* PROBLEM DETAILS
Copy the passage of the year-end paperwork text that begins at "Decide what personal" and stops after "charitable gift records).", switching every "statements" to "summaries".

* TEXT BLOCK
· · · · ·
It’s hard to believe, but 2012 is almost over! Throughout the year, you may have accumulated receipts, investment statements, bills, and other similar documents. Day to day, it can be difficult tracking and organizing all of this information, but with 2013 close at hand, now is a good time to get these documents in order so they are more accessible whenever you need them. While you’re at it, take the time to review your credit report and your estate planning documents if you have yet to do so in 2012.
Decide what personal and financial documents you need to keep and what you can toss (we recommend cross-shredding these). Receipts for minor purchases that are not returnable and/or are out of warranty can be discarded. Monthly and quarterly statements for your checking, savings, and investment accounts are not needed once you have your annual statements.
Once you’ve reduced the paperwork, use different folders to organize the remaining documents by type: Personal (e.g., birth certificates, marriage licenses, will); Financial (e.g., retirement account statements, loan statements, pay stubs); Housing (e.g., property tax receipts, mortgage bills/payments); Insurance (e.g., life, property, auto insurance); and Tax (interest payment records, medical expense records, charitable gift records).
In addition to investing in a cross-cut shredder, consider purchasing a scanner to keep electronic records to back up your documents — or in some cases, replace hard copies to reduce the amount of paper you have on hand.
· · · · ·
* DATASET EXCERPTS
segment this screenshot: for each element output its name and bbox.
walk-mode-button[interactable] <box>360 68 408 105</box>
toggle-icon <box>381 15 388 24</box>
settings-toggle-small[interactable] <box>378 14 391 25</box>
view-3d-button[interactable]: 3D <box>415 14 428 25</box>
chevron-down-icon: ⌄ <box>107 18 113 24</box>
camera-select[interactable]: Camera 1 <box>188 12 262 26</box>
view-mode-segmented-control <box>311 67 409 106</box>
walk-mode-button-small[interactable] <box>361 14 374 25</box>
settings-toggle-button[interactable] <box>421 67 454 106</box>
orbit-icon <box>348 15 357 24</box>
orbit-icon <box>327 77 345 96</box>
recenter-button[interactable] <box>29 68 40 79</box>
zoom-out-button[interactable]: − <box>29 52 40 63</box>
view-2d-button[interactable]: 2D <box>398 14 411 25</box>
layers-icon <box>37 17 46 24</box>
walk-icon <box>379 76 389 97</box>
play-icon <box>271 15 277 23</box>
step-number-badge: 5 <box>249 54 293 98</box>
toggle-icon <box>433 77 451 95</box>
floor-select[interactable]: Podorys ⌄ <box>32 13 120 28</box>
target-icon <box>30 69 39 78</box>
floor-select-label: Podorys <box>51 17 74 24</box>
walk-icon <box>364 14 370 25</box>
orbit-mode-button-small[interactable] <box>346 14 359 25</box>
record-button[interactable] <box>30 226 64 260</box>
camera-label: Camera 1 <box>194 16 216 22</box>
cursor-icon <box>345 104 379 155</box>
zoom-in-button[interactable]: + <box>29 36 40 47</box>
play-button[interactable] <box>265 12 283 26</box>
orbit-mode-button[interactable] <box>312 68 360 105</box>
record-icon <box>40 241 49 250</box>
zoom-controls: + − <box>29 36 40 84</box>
· · · · ·
* OUTPUT
Decide what personal and financial documents you need to keep and what you can toss (we recommend cross-shredding these). Receipts for minor purchases that are not returnable and/or are out of warranty can be discarded. Monthly and quarterly summaries for your checking, savings, and investment accounts are not needed once you have your annual summaries.
Once you’ve reduced the paperwork, use different folders to organize the remaining documents by type: Personal (e.g., birth certificates, marriage licenses, will); Financial (e.g., retirement account summaries, loan summaries, pay stubs); Housing (e.g., property tax receipts, mortgage bills/payments); Insurance (e.g., life, property, auto insurance); and Tax (interest payment records, medical expense records, charitable gift records).